◆ Input data:

....

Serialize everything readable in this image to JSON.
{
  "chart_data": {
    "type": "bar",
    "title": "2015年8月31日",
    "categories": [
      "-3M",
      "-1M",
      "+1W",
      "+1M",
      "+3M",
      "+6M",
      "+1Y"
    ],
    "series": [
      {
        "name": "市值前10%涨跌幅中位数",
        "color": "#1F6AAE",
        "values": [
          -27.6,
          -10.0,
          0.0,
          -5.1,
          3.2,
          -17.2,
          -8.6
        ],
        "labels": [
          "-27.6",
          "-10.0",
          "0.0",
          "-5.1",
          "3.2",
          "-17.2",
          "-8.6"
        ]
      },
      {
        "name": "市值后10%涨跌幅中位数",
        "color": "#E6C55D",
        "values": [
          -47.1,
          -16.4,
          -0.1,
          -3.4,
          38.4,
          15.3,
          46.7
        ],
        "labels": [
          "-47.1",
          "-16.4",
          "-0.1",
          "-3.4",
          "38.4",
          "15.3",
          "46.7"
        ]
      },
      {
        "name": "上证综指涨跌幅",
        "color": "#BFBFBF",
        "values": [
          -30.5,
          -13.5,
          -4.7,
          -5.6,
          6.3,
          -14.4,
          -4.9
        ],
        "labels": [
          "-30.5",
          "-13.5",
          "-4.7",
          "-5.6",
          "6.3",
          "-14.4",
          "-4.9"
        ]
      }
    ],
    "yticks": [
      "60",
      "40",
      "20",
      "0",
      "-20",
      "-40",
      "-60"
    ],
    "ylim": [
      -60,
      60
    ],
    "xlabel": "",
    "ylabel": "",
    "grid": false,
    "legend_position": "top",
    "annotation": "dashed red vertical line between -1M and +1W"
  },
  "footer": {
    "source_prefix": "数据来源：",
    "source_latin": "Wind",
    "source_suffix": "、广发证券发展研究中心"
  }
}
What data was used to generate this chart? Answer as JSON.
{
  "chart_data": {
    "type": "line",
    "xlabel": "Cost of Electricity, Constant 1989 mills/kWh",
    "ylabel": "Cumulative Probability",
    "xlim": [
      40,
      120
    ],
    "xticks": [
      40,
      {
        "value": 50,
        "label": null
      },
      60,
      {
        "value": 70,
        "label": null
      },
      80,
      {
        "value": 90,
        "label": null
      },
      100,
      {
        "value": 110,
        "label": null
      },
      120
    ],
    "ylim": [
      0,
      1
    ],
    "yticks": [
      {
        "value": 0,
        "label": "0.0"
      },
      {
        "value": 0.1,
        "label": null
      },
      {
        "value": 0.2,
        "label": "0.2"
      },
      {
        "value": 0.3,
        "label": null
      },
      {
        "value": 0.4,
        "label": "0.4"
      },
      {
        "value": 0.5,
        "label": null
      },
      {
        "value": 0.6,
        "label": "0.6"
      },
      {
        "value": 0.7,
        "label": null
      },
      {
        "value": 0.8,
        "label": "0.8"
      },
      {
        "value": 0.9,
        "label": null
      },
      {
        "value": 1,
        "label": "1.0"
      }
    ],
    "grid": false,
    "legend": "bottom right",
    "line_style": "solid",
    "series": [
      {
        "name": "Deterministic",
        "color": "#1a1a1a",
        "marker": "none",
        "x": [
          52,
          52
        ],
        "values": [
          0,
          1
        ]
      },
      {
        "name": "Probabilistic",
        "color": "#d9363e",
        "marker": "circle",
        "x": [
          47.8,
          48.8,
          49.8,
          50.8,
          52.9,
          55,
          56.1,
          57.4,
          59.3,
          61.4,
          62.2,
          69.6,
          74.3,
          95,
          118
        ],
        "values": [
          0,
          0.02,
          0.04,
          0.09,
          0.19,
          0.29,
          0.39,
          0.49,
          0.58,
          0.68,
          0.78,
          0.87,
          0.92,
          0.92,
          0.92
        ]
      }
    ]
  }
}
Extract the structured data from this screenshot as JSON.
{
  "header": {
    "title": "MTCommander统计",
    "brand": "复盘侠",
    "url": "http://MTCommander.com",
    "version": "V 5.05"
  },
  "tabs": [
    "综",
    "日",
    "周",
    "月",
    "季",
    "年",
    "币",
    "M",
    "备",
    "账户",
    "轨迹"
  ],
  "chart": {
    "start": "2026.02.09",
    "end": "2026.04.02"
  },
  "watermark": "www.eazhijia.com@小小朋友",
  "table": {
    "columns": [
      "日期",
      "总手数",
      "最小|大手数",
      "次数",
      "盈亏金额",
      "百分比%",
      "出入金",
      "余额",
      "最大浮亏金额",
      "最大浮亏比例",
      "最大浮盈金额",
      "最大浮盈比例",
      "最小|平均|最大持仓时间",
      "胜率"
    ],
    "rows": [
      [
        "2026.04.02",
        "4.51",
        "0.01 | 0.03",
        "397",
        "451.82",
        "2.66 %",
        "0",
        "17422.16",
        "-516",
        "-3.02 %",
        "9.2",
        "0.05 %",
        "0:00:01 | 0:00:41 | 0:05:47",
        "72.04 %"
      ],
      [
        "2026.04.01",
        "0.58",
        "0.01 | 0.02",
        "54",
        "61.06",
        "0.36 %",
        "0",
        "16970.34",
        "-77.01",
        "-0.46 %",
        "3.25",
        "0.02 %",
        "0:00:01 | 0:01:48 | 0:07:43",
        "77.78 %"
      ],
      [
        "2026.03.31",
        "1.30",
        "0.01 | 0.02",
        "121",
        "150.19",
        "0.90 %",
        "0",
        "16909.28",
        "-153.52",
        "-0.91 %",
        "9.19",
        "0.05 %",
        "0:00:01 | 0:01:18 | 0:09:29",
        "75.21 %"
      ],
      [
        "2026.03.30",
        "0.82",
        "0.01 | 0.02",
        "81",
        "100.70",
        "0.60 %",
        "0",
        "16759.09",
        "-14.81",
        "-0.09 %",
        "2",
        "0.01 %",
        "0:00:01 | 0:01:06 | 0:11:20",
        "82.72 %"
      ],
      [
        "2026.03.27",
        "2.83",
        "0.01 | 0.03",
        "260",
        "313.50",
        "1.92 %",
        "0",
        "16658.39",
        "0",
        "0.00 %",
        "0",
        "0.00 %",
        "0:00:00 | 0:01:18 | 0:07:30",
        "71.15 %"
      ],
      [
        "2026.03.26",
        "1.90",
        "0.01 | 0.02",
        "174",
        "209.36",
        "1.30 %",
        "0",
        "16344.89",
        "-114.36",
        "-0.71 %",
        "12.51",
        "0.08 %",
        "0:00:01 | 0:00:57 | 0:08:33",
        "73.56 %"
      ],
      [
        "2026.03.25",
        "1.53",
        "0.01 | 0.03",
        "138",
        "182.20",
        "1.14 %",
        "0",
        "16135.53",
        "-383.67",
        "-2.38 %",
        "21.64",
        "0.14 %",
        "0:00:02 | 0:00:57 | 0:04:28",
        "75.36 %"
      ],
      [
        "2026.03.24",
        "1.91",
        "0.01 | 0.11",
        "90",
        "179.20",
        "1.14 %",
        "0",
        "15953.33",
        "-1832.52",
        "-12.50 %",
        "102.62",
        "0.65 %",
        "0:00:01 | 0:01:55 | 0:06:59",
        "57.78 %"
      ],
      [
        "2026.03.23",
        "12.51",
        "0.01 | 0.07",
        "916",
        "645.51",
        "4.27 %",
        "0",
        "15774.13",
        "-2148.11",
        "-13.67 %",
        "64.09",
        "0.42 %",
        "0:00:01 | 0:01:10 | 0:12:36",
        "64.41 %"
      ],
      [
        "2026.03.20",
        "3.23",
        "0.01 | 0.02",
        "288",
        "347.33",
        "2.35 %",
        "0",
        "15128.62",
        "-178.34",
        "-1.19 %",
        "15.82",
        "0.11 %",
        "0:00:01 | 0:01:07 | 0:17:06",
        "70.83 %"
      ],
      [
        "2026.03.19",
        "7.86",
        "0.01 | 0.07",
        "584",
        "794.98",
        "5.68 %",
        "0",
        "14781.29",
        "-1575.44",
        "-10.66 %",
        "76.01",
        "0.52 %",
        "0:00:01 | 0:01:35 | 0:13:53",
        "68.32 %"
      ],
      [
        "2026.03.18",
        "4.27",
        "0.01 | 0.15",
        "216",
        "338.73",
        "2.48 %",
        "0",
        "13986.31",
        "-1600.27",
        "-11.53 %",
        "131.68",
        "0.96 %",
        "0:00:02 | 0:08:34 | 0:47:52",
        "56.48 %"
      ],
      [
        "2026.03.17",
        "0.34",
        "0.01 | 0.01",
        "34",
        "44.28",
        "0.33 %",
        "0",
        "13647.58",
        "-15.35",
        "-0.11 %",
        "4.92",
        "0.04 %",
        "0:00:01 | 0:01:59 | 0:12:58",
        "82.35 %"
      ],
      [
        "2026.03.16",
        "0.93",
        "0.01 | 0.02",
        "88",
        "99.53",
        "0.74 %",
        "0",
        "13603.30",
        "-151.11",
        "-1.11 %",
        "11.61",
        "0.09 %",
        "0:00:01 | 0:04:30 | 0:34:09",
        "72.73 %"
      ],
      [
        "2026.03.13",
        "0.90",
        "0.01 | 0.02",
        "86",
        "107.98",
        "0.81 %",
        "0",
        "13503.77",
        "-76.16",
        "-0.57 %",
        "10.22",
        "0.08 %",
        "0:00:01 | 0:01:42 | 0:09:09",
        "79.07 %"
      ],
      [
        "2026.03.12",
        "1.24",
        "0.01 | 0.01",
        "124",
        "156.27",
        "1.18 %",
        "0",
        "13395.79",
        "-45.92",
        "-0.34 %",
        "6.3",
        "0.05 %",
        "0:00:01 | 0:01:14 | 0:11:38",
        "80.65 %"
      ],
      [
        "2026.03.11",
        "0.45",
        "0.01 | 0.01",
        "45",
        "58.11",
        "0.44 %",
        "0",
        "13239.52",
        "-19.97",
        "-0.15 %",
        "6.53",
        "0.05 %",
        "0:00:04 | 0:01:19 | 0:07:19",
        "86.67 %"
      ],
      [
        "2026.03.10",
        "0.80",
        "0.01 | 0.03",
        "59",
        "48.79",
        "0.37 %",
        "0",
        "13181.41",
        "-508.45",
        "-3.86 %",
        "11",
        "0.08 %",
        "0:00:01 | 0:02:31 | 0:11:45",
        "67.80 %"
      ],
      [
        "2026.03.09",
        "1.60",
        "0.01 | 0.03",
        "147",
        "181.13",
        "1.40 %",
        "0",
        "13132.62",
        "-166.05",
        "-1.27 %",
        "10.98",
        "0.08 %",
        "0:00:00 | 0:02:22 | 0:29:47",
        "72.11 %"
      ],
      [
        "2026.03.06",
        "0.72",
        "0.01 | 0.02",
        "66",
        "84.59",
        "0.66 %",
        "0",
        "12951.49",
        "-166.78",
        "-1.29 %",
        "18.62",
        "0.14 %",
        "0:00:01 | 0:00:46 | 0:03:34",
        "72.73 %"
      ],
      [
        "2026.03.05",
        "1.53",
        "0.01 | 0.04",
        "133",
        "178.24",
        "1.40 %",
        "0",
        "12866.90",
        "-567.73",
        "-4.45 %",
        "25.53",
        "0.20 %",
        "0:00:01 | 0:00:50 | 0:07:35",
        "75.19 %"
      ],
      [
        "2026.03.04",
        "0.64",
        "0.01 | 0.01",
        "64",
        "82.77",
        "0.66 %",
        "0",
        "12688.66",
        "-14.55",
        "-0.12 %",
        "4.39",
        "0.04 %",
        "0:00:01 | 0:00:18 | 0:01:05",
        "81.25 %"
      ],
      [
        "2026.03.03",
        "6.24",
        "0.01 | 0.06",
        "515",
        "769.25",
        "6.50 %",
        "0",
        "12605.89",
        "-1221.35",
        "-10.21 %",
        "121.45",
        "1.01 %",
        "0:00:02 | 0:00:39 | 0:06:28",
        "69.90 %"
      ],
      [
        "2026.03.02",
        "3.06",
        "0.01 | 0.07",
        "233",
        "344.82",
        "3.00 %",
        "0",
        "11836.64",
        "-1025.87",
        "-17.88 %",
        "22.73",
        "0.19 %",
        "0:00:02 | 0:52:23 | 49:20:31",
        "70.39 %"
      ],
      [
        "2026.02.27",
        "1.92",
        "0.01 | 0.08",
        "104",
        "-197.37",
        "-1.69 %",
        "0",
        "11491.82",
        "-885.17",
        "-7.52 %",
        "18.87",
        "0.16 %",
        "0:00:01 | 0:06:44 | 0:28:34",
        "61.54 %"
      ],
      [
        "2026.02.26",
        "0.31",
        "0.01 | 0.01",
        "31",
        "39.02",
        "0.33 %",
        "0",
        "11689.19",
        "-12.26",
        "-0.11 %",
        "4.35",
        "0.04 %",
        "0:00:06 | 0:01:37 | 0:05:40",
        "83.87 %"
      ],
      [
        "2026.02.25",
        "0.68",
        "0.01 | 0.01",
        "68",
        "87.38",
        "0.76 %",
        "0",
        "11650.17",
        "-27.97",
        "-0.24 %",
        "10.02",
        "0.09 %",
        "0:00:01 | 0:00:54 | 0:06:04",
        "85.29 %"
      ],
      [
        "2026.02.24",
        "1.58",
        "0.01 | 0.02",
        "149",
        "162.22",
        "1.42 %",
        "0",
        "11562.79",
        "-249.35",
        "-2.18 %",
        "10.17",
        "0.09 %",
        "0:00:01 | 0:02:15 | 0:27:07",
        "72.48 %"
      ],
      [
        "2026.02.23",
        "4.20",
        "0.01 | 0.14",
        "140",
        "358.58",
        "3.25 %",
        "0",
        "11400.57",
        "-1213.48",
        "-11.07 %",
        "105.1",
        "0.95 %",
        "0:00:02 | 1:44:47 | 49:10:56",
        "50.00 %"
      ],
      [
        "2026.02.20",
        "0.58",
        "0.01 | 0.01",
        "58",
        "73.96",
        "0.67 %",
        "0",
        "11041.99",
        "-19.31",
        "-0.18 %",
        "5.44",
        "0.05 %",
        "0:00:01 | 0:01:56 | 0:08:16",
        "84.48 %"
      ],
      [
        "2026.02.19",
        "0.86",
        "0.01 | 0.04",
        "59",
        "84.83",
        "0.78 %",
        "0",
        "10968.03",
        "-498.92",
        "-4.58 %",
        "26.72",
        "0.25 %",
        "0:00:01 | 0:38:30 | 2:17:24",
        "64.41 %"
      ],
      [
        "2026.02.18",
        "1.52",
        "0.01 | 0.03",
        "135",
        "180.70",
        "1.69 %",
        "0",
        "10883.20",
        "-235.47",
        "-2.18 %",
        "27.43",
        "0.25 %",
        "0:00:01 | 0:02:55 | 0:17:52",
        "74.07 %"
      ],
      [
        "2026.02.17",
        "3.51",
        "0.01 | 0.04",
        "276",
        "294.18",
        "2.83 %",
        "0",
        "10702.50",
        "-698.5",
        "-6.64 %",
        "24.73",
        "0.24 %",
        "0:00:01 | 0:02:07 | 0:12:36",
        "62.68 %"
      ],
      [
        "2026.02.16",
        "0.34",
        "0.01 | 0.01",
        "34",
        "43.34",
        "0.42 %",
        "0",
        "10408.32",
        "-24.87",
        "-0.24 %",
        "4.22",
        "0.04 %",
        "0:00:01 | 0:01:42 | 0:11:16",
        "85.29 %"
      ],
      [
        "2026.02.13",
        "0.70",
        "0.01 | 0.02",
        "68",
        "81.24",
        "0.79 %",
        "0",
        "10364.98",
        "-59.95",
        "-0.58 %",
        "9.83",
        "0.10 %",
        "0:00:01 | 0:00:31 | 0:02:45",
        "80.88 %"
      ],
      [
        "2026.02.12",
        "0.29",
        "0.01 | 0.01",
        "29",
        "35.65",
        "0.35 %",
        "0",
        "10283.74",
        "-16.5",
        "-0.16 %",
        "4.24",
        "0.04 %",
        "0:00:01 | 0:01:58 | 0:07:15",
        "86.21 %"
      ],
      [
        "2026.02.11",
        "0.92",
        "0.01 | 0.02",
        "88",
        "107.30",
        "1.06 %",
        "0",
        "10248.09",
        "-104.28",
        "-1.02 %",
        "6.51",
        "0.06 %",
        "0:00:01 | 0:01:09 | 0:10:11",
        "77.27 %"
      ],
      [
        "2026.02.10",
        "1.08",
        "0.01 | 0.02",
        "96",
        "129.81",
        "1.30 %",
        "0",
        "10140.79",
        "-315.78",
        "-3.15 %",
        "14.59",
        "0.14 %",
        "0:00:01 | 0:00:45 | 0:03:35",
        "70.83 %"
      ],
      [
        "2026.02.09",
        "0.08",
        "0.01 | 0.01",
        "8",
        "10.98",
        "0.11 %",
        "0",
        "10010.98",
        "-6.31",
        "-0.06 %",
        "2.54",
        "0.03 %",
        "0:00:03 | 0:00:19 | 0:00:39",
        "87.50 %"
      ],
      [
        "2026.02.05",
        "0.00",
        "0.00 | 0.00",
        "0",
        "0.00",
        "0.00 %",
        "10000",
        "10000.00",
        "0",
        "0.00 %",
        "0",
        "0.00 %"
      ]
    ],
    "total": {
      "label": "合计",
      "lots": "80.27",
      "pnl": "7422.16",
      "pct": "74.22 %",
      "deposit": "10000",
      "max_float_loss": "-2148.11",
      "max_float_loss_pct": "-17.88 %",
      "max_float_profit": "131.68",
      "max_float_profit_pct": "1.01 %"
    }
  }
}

....

◆ Work instructions: Each line holding "ylabel" must be found and copied.

◆ Exercise output:
    "ylabel": "",
    "ylabel": "Cumulative Probability",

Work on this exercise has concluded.